[Data listing]
-------

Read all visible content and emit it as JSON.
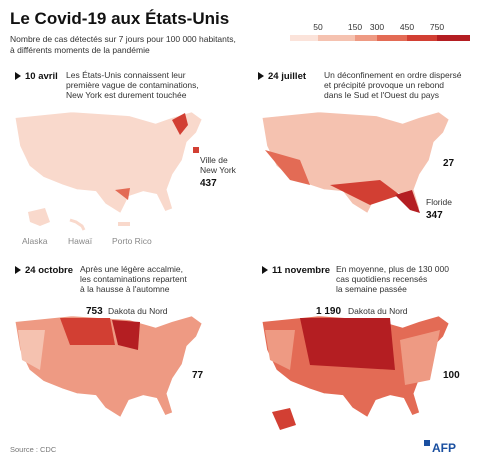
{
  "header": {
    "title": "Le Covid-19 aux États-Unis",
    "subtitle_lines": [
      "Nombre de cas détectés sur 7 jours pour 100 000 habitants,",
      "à différents moments de la pandémie"
    ]
  },
  "legend": {
    "ticks": [
      "50",
      "150",
      "300",
      "450",
      "750"
    ]
  },
  "panels": [
    {
      "date": "10 avril",
      "text_lines": [
        "Les États-Unis connaissent leur",
        "première vague de contaminations,",
        "New York est durement touchée"
      ],
      "callouts": [
        {
          "label_lines": [
            "Ville de",
            "New York"
          ],
          "value": "437"
        }
      ],
      "territories": [
        "Alaska",
        "Hawaï",
        "Porto Rico"
      ]
    },
    {
      "date": "24 juillet",
      "text_lines": [
        "Un déconfinement en ordre dispersé",
        "et précipité provoque un rebond",
        "dans le Sud et l'Ouest du pays"
      ],
      "callouts": [
        {
          "value": "27"
        },
        {
          "label_lines": [
            "Floride"
          ],
          "value": "347"
        }
      ]
    },
    {
      "date": "24 octobre",
      "text_lines": [
        "Après une légère accalmie,",
        "les contaminations repartent",
        "à la hausse à l'automne"
      ],
      "callouts": [
        {
          "value": "753",
          "label_lines": [
            "Dakota du Nord"
          ]
        },
        {
          "value": "77"
        }
      ]
    },
    {
      "date": "11 novembre",
      "text_lines": [
        "En moyenne, plus de 130 000",
        "cas quotidiens recensés",
        "la semaine passée"
      ],
      "callouts": [
        {
          "value": "1 190",
          "label_lines": [
            "Dakota du Nord"
          ]
        },
        {
          "value": "100"
        }
      ]
    }
  ],
  "source": "Source : CDC",
  "logo": "AFP"
}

-------

> [Work to be completed]
Print out the material word for word, omitting the pictures.

> [Expected answer]
Read all visible content and emit it as JSON.
{
  "header": {
    "title": "Le Covid-19 aux États-Unis",
    "subtitle_lines": [
      "Nombre de cas détectés sur 7 jours pour 100 000 habitants,",
      "à différents moments de la pandémie"
    ]
  },
  "legend": {
    "ticks": [
      "50",
      "150",
      "300",
      "450",
      "750"
    ]
  },
  "panels": [
    {
      "date": "10 avril",
      "text_lines": [
        "Les États-Unis connaissent leur",
        "première vague de contaminations,",
        "New York est durement touchée"
      ],
      "callouts": [
        {
          "label_lines": [
            "Ville de",
            "New York"
          ],
          "value": "437"
        }
      ],
      "territories": [
        "Alaska",
        "Hawaï",
        "Porto Rico"
      ]
    },
    {
      "date": "24 juillet",
      "text_lines": [
        "Un déconfinement en ordre dispersé",
        "et précipité provoque un rebond",
        "dans le Sud et l'Ouest du pays"
      ],
      "callouts": [
        {
          "value": "27"
        },
        {
          "label_lines": [
            "Floride"
          ],
          "value": "347"
        }
      ]
    },
    {
      "date": "24 octobre",
      "text_lines": [
        "Après une légère accalmie,",
        "les contaminations repartent",
        "à la hausse à l'automne"
      ],
      "callouts": [
        {
          "value": "753",
          "label_lines": [
            "Dakota du Nord"
          ]
        },
        {
          "value": "77"
        }
      ]
    },
    {
      "date": "11 novembre",
      "text_lines": [
        "En moyenne, plus de 130 000",
        "cas quotidiens recensés",
        "la semaine passée"
      ],
      "callouts": [
        {
          "value": "1 190",
          "label_lines": [
            "Dakota du Nord"
          ]
        },
        {
          "value": "100"
        }
      ]
    }
  ],
  "source": "Source : CDC",
  "logo": "AFP"
}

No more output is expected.